• _WHAT IS ASKED_
Pull out every line below that contains the word "storage".

## BEGIN SUPPLIED MATERIAL

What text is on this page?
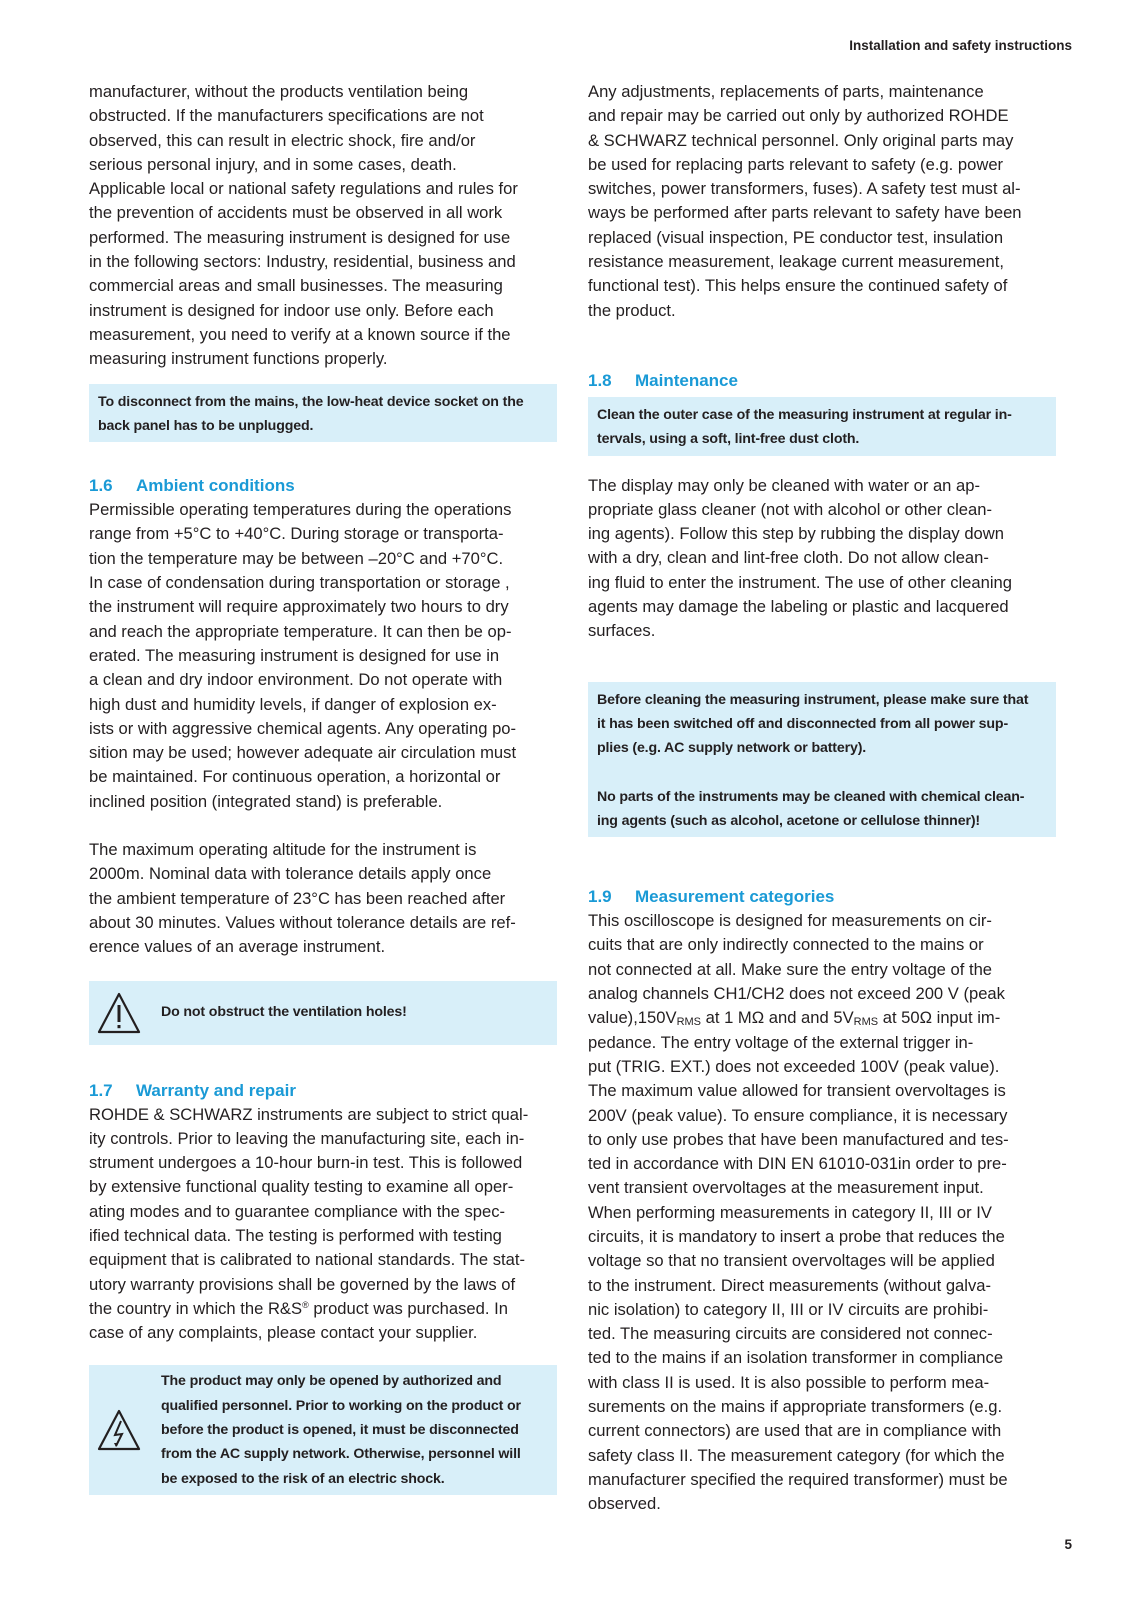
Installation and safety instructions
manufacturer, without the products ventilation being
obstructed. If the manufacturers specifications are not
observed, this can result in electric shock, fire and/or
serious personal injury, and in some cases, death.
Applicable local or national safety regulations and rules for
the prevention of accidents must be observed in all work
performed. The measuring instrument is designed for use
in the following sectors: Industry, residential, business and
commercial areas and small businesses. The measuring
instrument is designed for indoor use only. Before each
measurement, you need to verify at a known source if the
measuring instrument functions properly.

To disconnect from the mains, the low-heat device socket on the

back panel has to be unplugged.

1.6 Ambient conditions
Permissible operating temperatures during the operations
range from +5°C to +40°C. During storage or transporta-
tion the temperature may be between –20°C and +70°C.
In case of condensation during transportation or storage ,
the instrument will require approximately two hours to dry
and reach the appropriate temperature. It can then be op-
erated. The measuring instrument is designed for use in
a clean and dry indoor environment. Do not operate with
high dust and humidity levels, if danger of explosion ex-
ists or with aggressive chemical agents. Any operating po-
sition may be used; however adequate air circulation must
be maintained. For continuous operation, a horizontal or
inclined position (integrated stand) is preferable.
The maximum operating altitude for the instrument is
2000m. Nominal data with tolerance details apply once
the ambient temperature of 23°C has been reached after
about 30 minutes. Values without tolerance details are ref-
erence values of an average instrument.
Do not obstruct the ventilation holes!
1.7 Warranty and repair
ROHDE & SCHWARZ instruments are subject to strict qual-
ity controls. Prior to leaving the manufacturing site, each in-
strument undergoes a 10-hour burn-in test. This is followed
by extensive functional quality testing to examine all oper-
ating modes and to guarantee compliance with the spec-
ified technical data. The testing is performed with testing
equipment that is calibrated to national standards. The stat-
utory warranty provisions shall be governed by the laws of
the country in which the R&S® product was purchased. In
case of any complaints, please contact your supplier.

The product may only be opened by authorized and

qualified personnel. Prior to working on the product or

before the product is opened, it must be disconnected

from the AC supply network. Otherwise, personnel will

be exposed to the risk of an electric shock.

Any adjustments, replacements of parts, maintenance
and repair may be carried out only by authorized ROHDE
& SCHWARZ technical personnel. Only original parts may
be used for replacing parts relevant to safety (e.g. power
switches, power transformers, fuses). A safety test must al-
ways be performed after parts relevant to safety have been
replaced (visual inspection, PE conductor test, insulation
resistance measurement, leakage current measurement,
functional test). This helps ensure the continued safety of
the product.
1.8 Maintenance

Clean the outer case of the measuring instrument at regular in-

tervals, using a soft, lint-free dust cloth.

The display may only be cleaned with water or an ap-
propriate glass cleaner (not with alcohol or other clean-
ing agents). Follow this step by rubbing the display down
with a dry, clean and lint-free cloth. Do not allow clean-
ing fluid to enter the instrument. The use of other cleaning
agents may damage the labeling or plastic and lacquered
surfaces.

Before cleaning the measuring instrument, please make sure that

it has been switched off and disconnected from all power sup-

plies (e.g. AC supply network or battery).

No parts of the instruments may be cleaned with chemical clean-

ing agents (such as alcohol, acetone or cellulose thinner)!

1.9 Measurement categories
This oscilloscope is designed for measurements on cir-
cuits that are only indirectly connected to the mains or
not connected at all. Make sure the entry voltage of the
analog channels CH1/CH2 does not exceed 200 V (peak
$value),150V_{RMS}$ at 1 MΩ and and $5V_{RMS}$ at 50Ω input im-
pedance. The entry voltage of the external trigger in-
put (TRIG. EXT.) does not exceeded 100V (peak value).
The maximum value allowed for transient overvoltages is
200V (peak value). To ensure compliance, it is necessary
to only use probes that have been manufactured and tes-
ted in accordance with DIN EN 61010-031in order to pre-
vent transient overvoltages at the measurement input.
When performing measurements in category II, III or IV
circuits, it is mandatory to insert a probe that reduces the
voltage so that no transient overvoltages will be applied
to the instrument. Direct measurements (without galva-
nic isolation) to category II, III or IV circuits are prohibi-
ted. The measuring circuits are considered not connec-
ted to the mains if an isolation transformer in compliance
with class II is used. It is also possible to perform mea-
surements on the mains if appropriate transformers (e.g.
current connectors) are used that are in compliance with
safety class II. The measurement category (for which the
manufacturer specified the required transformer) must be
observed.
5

## END SUPPLIED MATERIAL
## BEGIN SUPPLIED MATERIAL

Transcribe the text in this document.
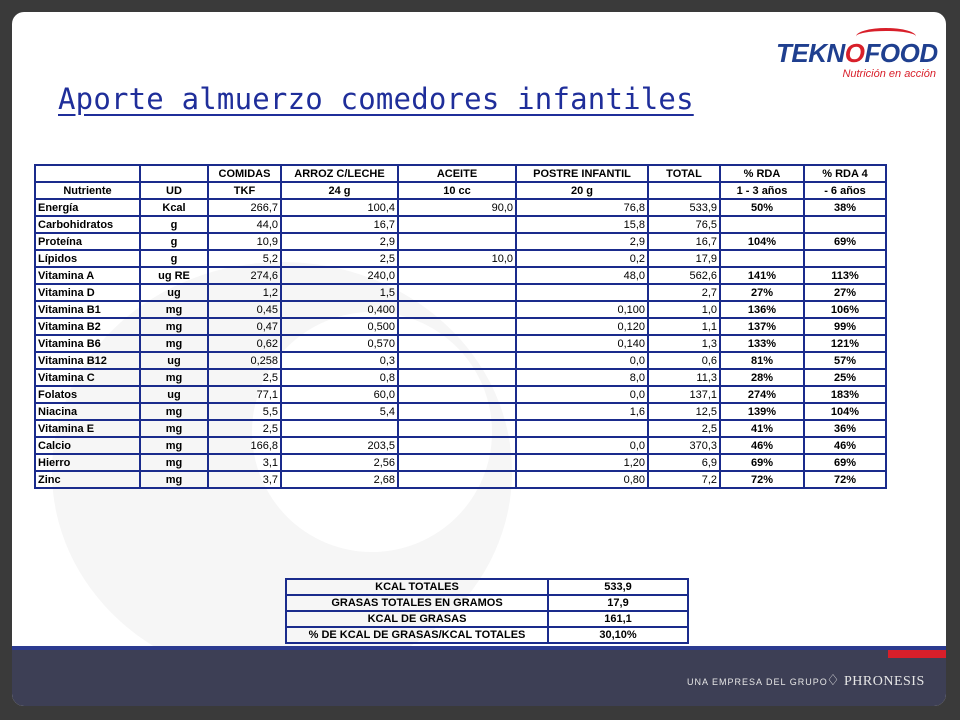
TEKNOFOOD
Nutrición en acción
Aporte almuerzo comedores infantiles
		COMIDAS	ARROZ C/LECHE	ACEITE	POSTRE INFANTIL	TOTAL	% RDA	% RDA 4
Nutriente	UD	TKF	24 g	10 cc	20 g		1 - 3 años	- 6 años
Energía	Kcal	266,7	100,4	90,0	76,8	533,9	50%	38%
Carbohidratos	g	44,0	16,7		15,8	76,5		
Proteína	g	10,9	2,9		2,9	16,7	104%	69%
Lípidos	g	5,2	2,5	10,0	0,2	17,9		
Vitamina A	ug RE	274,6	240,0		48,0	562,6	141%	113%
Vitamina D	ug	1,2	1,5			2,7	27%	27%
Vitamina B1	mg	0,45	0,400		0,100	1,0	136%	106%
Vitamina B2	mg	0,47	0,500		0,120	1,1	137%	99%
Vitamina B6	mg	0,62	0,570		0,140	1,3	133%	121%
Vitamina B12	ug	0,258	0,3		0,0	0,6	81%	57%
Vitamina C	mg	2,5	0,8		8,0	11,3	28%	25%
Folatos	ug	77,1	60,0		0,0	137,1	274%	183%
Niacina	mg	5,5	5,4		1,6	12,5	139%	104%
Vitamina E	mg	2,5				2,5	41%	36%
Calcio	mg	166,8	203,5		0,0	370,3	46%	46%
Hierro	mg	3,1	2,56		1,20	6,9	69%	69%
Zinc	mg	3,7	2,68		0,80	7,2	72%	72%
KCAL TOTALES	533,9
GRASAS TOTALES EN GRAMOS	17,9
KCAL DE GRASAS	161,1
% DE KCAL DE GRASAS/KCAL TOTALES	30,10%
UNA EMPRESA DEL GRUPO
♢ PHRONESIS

## END SUPPLIED MATERIAL

• _ANSWER TO THIS TASK_
range from +5°C to +40°C. During storage or transporta-
In case of condensation during transportation or storage ,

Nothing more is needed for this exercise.